_BRIEF_
Copy out all the entries word for word.

++++ DATA LISTING ++++

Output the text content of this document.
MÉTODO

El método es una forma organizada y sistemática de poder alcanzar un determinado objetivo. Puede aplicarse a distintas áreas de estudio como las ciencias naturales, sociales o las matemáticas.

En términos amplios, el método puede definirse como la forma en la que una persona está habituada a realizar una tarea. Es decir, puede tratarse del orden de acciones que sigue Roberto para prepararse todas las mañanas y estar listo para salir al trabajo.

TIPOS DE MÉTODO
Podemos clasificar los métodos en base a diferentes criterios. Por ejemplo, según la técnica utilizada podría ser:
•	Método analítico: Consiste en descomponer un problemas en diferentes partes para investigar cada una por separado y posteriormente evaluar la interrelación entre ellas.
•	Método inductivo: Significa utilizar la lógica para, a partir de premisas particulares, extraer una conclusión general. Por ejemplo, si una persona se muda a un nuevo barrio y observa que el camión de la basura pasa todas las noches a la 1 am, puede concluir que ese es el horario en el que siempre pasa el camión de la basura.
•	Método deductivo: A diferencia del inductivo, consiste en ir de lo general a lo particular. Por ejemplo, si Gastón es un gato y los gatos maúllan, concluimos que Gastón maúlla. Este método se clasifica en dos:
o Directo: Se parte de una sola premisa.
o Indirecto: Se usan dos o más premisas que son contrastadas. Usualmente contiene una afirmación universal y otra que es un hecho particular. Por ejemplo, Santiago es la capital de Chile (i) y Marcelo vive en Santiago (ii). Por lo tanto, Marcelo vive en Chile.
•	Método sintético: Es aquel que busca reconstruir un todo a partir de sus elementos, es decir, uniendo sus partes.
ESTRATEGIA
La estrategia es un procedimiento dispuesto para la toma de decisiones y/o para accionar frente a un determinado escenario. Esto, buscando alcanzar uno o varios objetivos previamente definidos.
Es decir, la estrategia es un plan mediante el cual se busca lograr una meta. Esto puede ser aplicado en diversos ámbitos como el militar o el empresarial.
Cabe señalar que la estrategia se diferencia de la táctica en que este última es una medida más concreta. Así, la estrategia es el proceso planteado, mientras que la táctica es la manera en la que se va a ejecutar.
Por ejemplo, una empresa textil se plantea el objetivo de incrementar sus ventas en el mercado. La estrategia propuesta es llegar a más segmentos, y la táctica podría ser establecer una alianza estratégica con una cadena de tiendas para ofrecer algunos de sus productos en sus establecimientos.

++++

_THE RESULT_
Output the text content of this document.
MÉTODO

El método es una forma organizada y sistemática de poder alcanzar un determinado objetivo. Puede aplicarse a distintas áreas de estudio como las ciencias naturales, sociales o las matemáticas.

En términos amplios, el método puede definirse como la forma en la que una persona está habituada a realizar una tarea. Es decir, puede tratarse del orden de acciones que sigue Roberto para prepararse todas las mañanas y estar listo para salir al trabajo.

TIPOS DE MÉTODO
Podemos clasificar los métodos en base a diferentes criterios. Por ejemplo, según la técnica utilizada podría ser:
•	Método analítico: Consiste en descomponer un problemas en diferentes partes para investigar cada una por separado y posteriormente evaluar la interrelación entre ellas.
•	Método inductivo: Significa utilizar la lógica para, a partir de premisas particulares, extraer una conclusión general. Por ejemplo, si una persona se muda a un nuevo barrio y observa que el camión de la basura pasa todas las noches a la 1 am, puede concluir que ese es el horario en el que siempre pasa el camión de la basura.
•	Método deductivo: A diferencia del inductivo, consiste en ir de lo general a lo particular. Por ejemplo, si Gastón es un gato y los gatos maúllan, concluimos que Gastón maúlla. Este método se clasifica en dos:
o Directo: Se parte de una sola premisa.
o Indirecto: Se usan dos o más premisas que son contrastadas. Usualmente contiene una afirmación universal y otra que es un hecho particular. Por ejemplo, Santiago es la capital de Chile (i) y Marcelo vive en Santiago (ii). Por lo tanto, Marcelo vive en Chile.
•	Método sintético: Es aquel que busca reconstruir un todo a partir de sus elementos, es decir, uniendo sus partes.
ESTRATEGIA
La estrategia es un procedimiento dispuesto para la toma de decisiones y/o para accionar frente a un determinado escenario. Esto, buscando alcanzar uno o varios objetivos previamente definidos.
Es decir, la estrategia es un plan mediante el cual se busca lograr una meta. Esto puede ser aplicado en diversos ámbitos como el militar o el empresarial.
Cabe señalar que la estrategia se diferencia de la táctica en que este última es una medida más concreta. Así, la estrategia es el proceso planteado, mientras que la táctica es la manera en la que se va a ejecutar.
Por ejemplo, una empresa textil se plantea el objetivo de incrementar sus ventas en el mercado. La estrategia propuesta es llegar a más segmentos, y la táctica podría ser establecer una alianza estratégica con una cadena de tiendas para ofrecer algunos de sus productos en sus establecimientos.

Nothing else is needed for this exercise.